== What needs to be done ==
Gather each line in the entries that includes the string "Frequency".

• • •

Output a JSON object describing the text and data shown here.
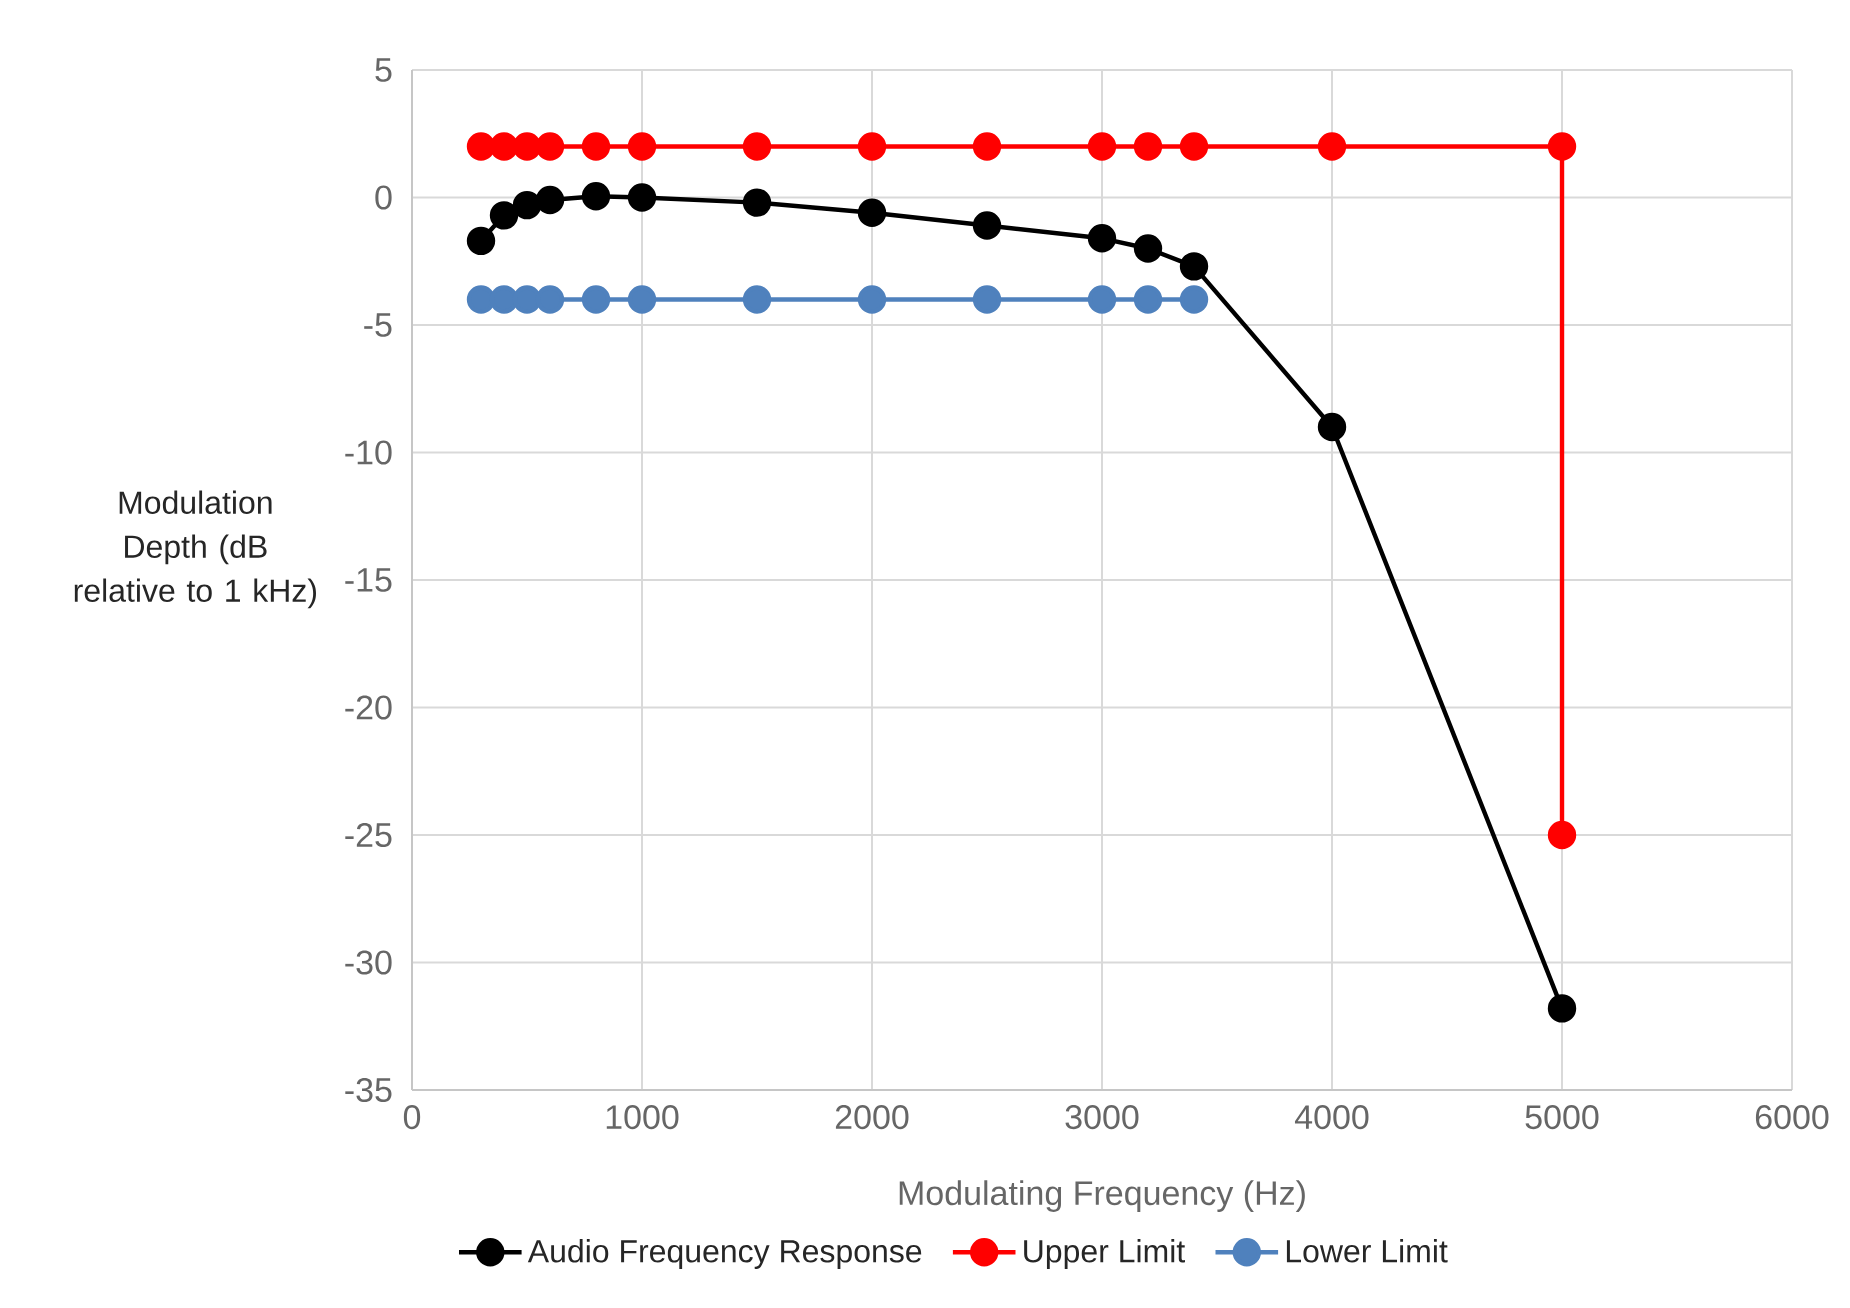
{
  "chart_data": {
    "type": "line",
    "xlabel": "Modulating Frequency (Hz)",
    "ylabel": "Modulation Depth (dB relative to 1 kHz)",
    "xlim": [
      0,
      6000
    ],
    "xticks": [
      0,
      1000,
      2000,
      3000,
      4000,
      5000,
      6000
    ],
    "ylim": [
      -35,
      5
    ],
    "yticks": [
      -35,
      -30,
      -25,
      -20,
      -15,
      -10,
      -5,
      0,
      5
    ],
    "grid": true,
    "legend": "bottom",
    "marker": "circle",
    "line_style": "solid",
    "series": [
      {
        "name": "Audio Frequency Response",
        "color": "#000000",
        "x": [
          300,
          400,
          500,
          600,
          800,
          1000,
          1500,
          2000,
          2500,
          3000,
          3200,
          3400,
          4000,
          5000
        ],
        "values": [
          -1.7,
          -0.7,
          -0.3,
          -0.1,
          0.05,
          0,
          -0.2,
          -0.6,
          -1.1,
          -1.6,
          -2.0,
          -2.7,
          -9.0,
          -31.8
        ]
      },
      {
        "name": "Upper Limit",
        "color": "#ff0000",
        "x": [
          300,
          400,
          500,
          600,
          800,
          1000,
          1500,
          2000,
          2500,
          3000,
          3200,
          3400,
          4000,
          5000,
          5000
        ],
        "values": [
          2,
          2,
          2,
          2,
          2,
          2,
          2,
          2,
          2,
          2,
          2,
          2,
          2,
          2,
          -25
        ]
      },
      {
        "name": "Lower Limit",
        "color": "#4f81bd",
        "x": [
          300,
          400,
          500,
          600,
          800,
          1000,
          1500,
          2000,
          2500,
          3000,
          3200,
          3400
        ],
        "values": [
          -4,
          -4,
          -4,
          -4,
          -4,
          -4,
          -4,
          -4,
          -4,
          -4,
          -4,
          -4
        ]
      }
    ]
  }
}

• • •

== Completed exercise ==
    "xlabel": "Modulating Frequency (Hz)",
        "name": "Audio Frequency Response",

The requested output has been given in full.